SET TASK. Reproduce the listing exactly, with no pictures in your copy.
= = = =
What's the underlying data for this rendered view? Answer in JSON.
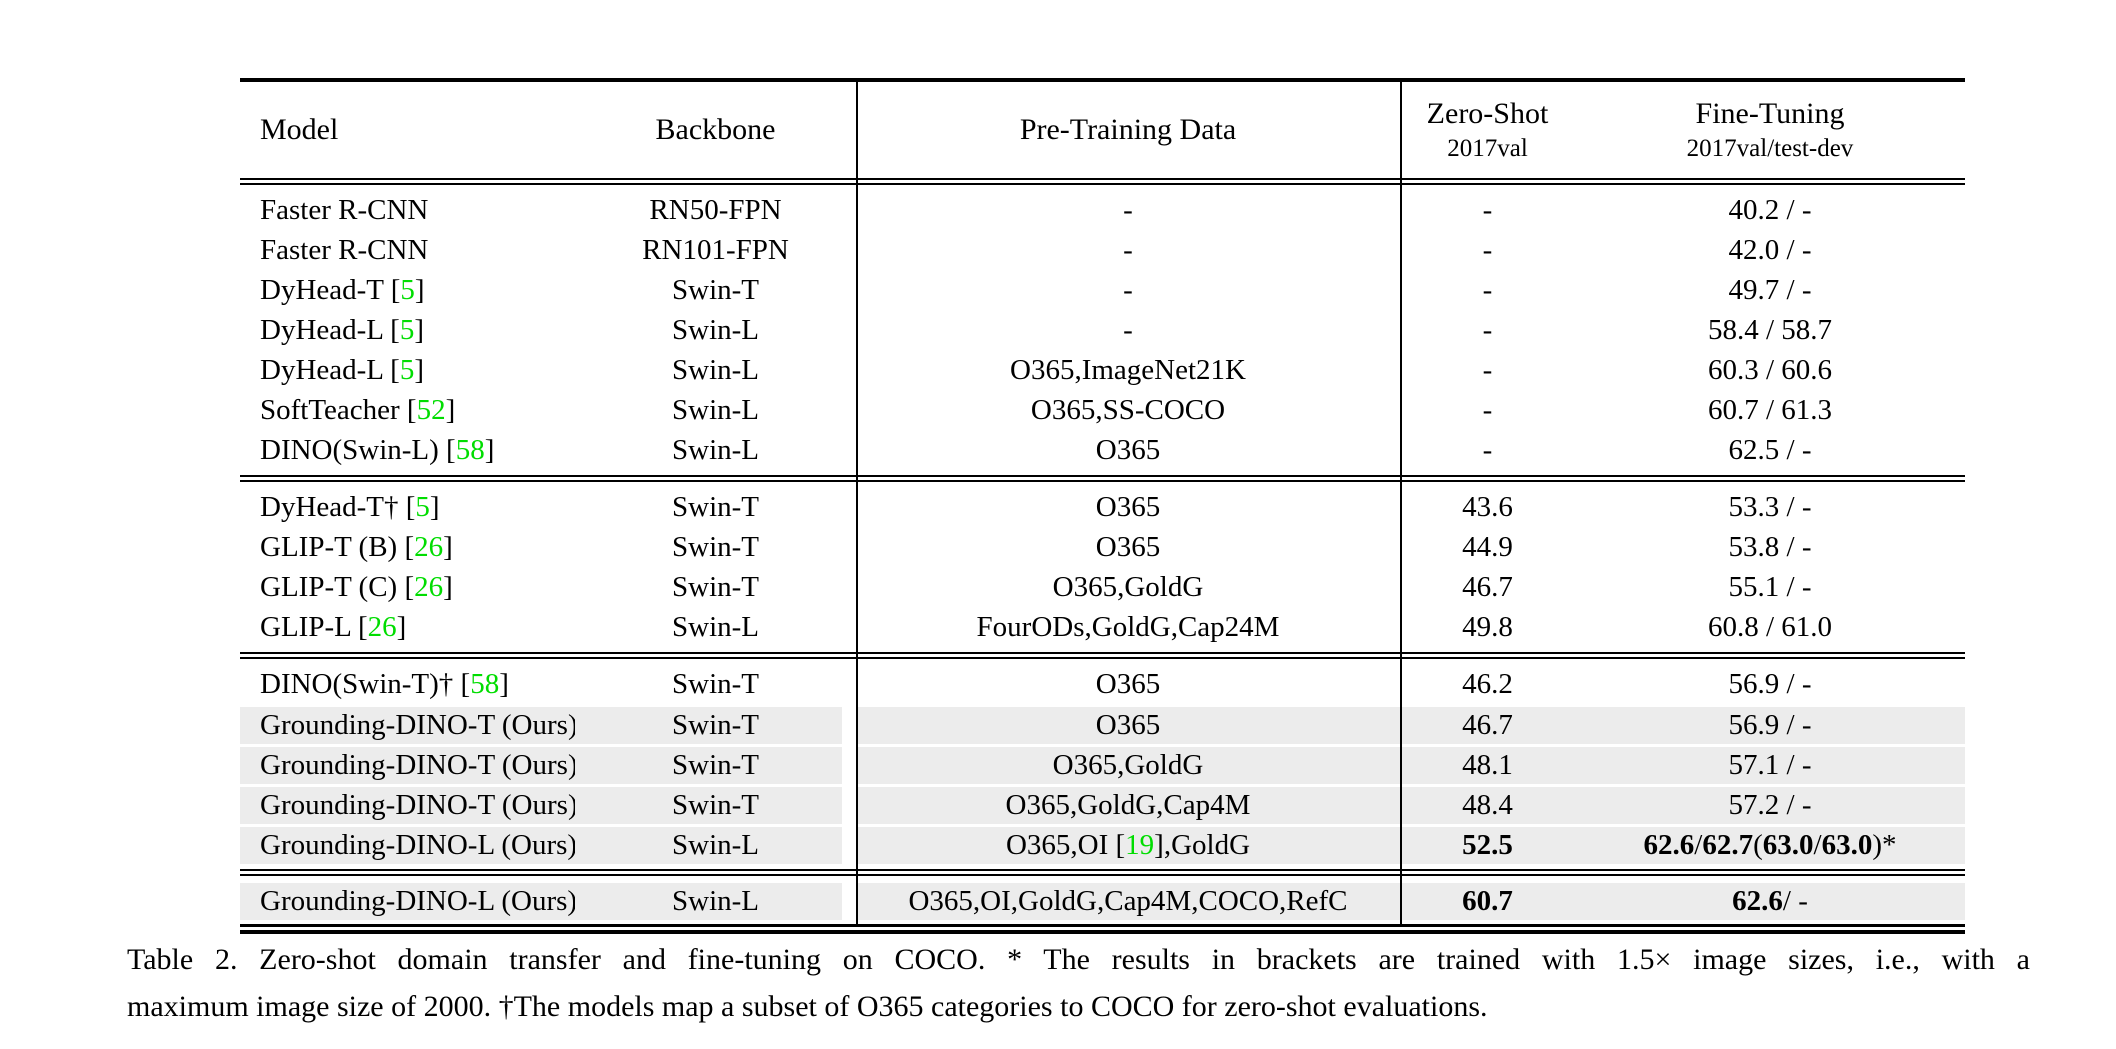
{
  "colors": {
    "citation_green": "#00dd00",
    "highlight_gray": "#ececec",
    "rule_black": "#000000"
  },
  "table": {
    "header": {
      "model": "Model",
      "backbone": "Backbone",
      "pretrain": "Pre-Training Data",
      "zero_shot_line1": "Zero-Shot",
      "zero_shot_line2": "2017val",
      "fine_tuning_line1": "Fine-Tuning",
      "fine_tuning_line2": "2017val/test-dev"
    },
    "sections": [
      {
        "rows": [
          {
            "model": "Faster R-CNN",
            "backbone": "RN50-FPN",
            "pretrain": "-",
            "zs": "-",
            "ft": "40.2 / -",
            "hl": false,
            "emph": false
          },
          {
            "model": "Faster R-CNN",
            "backbone": "RN101-FPN",
            "pretrain": "-",
            "zs": "-",
            "ft": "42.0 / -",
            "hl": false,
            "emph": false
          },
          {
            "model": "DyHead-T [5]",
            "backbone": "Swin-T",
            "pretrain": "-",
            "zs": "-",
            "ft": "49.7 / -",
            "hl": false,
            "emph": false
          },
          {
            "model": "DyHead-L [5]",
            "backbone": "Swin-L",
            "pretrain": "-",
            "zs": "-",
            "ft": "58.4 / 58.7",
            "hl": false,
            "emph": false
          },
          {
            "model": "DyHead-L [5]",
            "backbone": "Swin-L",
            "pretrain": "O365,ImageNet21K",
            "zs": "-",
            "ft": "60.3 / 60.6",
            "hl": false,
            "emph": false
          },
          {
            "model": "SoftTeacher [52]",
            "backbone": "Swin-L",
            "pretrain": "O365,SS-COCO",
            "zs": "-",
            "ft": "60.7 / 61.3",
            "hl": false,
            "emph": false
          },
          {
            "model": "DINO(Swin-L) [58]",
            "backbone": "Swin-L",
            "pretrain": "O365",
            "zs": "-",
            "ft": "62.5 / -",
            "hl": false,
            "emph": false
          }
        ]
      },
      {
        "rows": [
          {
            "model": "DyHead-T† [5]",
            "backbone": "Swin-T",
            "pretrain": "O365",
            "zs": "43.6",
            "ft": "53.3 / -",
            "hl": false,
            "emph": false
          },
          {
            "model": "GLIP-T (B) [26]",
            "backbone": "Swin-T",
            "pretrain": "O365",
            "zs": "44.9",
            "ft": "53.8 / -",
            "hl": false,
            "emph": false
          },
          {
            "model": "GLIP-T (C) [26]",
            "backbone": "Swin-T",
            "pretrain": "O365,GoldG",
            "zs": "46.7",
            "ft": "55.1 / -",
            "hl": false,
            "emph": false
          },
          {
            "model": "GLIP-L [26]",
            "backbone": "Swin-L",
            "pretrain": "FourODs,GoldG,Cap24M",
            "zs": "49.8",
            "ft": "60.8 / 61.0",
            "hl": false,
            "emph": false
          }
        ]
      },
      {
        "rows": [
          {
            "model": "DINO(Swin-T)† [58]",
            "backbone": "Swin-T",
            "pretrain": "O365",
            "zs": "46.2",
            "ft": "56.9 / -",
            "hl": false,
            "emph": false
          },
          {
            "model": "Grounding-DINO-T (Ours)",
            "backbone": "Swin-T",
            "pretrain": "O365",
            "zs": "46.7",
            "ft": "56.9 / -",
            "hl": true,
            "emph": false
          },
          {
            "model": "Grounding-DINO-T (Ours)",
            "backbone": "Swin-T",
            "pretrain": "O365,GoldG",
            "zs": "48.1",
            "ft": "57.1 / -",
            "hl": true,
            "emph": false
          },
          {
            "model": "Grounding-DINO-T (Ours)",
            "backbone": "Swin-T",
            "pretrain": "O365,GoldG,Cap4M",
            "zs": "48.4",
            "ft": "57.2 / -",
            "hl": true,
            "emph": false
          },
          {
            "model": "Grounding-DINO-L (Ours)",
            "backbone": "Swin-L",
            "pretrain": "O365,OI [19],GoldG",
            "zs": "52.5",
            "ft": "62.6 / 62.7 (63.0 / 63.0)*",
            "hl": true,
            "emph": true
          }
        ]
      },
      {
        "rows": [
          {
            "model": "Grounding-DINO-L (Ours)",
            "backbone": "Swin-L",
            "pretrain": "O365,OI,GoldG,Cap4M,COCO,RefC",
            "zs": "60.7",
            "ft": "62.6 / -",
            "hl": true,
            "emph": true
          }
        ]
      }
    ]
  },
  "caption": {
    "line1": "Table 2.  Zero-shot domain transfer and fine-tuning on COCO. * The results in brackets are trained with 1.5× image sizes, i.e., with a",
    "line2": "maximum image size of 2000. †The models map a subset of O365 categories to COCO for zero-shot evaluations."
  }
}
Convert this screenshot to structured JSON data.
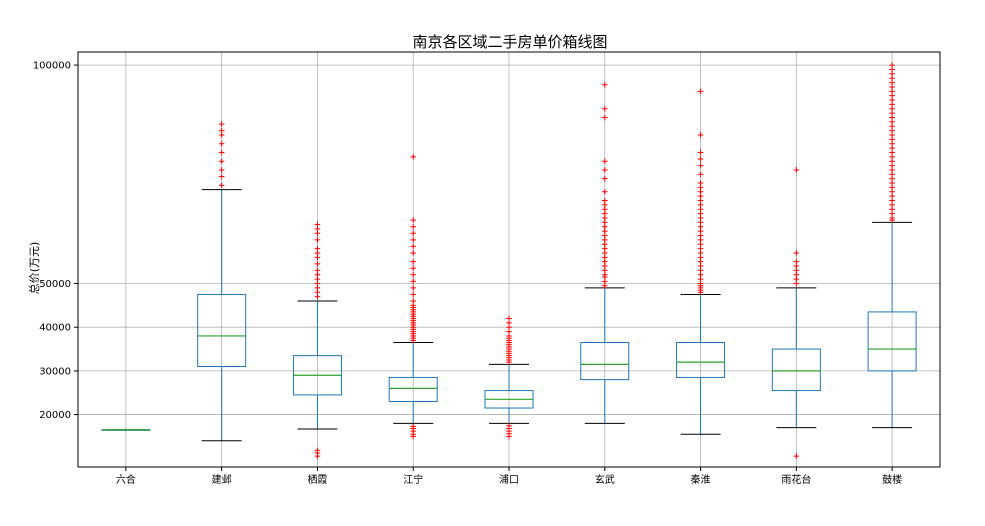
= = = =
EXERCISE RESPONSE.
What's the underlying data for this rendered view? Answer in JSON.
{
  "colors": {
    "citation_green": "#00dd00",
    "highlight_gray": "#ececec",
    "rule_black": "#000000"
  },
  "table": {
    "header": {
      "model": "Model",
      "backbone": "Backbone",
      "pretrain": "Pre-Training Data",
      "zero_shot_line1": "Zero-Shot",
      "zero_shot_line2": "2017val",
      "fine_tuning_line1": "Fine-Tuning",
      "fine_tuning_line2": "2017val/test-dev"
    },
    "sections": [
      {
        "rows": [
          {
            "model": "Faster R-CNN",
            "backbone": "RN50-FPN",
            "pretrain": "-",
            "zs": "-",
            "ft": "40.2 / -",
            "hl": false,
            "emph": false
          },
          {
            "model": "Faster R-CNN",
            "backbone": "RN101-FPN",
            "pretrain": "-",
            "zs": "-",
            "ft": "42.0 / -",
            "hl": false,
            "emph": false
          },
          {
            "model": "DyHead-T [5]",
            "backbone": "Swin-T",
            "pretrain": "-",
            "zs": "-",
            "ft": "49.7 / -",
            "hl": false,
            "emph": false
          },
          {
            "model": "DyHead-L [5]",
            "backbone": "Swin-L",
            "pretrain": "-",
            "zs": "-",
            "ft": "58.4 / 58.7",
            "hl": false,
            "emph": false
          },
          {
            "model": "DyHead-L [5]",
            "backbone": "Swin-L",
            "pretrain": "O365,ImageNet21K",
            "zs": "-",
            "ft": "60.3 / 60.6",
            "hl": false,
            "emph": false
          },
          {
            "model": "SoftTeacher [52]",
            "backbone": "Swin-L",
            "pretrain": "O365,SS-COCO",
            "zs": "-",
            "ft": "60.7 / 61.3",
            "hl": false,
            "emph": false
          },
          {
            "model": "DINO(Swin-L) [58]",
            "backbone": "Swin-L",
            "pretrain": "O365",
            "zs": "-",
            "ft": "62.5 / -",
            "hl": false,
            "emph": false
          }
        ]
      },
      {
        "rows": [
          {
            "model": "DyHead-T† [5]",
            "backbone": "Swin-T",
            "pretrain": "O365",
            "zs": "43.6",
            "ft": "53.3 / -",
            "hl": false,
            "emph": false
          },
          {
            "model": "GLIP-T (B) [26]",
            "backbone": "Swin-T",
            "pretrain": "O365",
            "zs": "44.9",
            "ft": "53.8 / -",
            "hl": false,
            "emph": false
          },
          {
            "model": "GLIP-T (C) [26]",
            "backbone": "Swin-T",
            "pretrain": "O365,GoldG",
            "zs": "46.7",
            "ft": "55.1 / -",
            "hl": false,
            "emph": false
          },
          {
            "model": "GLIP-L [26]",
            "backbone": "Swin-L",
            "pretrain": "FourODs,GoldG,Cap24M",
            "zs": "49.8",
            "ft": "60.8 / 61.0",
            "hl": false,
            "emph": false
          }
        ]
      },
      {
        "rows": [
          {
            "model": "DINO(Swin-T)† [58]",
            "backbone": "Swin-T",
            "pretrain": "O365",
            "zs": "46.2",
            "ft": "56.9 / -",
            "hl": false,
            "emph": false
          },
          {
            "model": "Grounding-DINO-T (Ours)",
            "backbone": "Swin-T",
            "pretrain": "O365",
            "zs": "46.7",
            "ft": "56.9 / -",
            "hl": true,
            "emph": false
          },
          {
            "model": "Grounding-DINO-T (Ours)",
            "backbone": "Swin-T",
            "pretrain": "O365,GoldG",
            "zs": "48.1",
            "ft": "57.1 / -",
            "hl": true,
            "emph": false
          },
          {
            "model": "Grounding-DINO-T (Ours)",
            "backbone": "Swin-T",
            "pretrain": "O365,GoldG,Cap4M",
            "zs": "48.4",
            "ft": "57.2 / -",
            "hl": true,
            "emph": false
          },
          {
            "model": "Grounding-DINO-L (Ours)",
            "backbone": "Swin-L",
            "pretrain": "O365,OI [19],GoldG",
            "zs": "52.5",
            "ft": "62.6 / 62.7 (63.0 / 63.0)*",
            "hl": true,
            "emph": true
          }
        ]
      },
      {
        "rows": [
          {
            "model": "Grounding-DINO-L (Ours)",
            "backbone": "Swin-L",
            "pretrain": "O365,OI,GoldG,Cap4M,COCO,RefC",
            "zs": "60.7",
            "ft": "62.6 / -",
            "hl": true,
            "emph": true
          }
        ]
      }
    ]
  },
  "caption": {
    "line1": "Table 2.  Zero-shot domain transfer and fine-tuning on COCO. * The results in brackets are trained with 1.5× image sizes, i.e., with a",
    "line2": "maximum image size of 2000. †The models map a subset of O365 categories to COCO for zero-shot evaluations."
  }
}
Convert this screenshot to structured JSON data.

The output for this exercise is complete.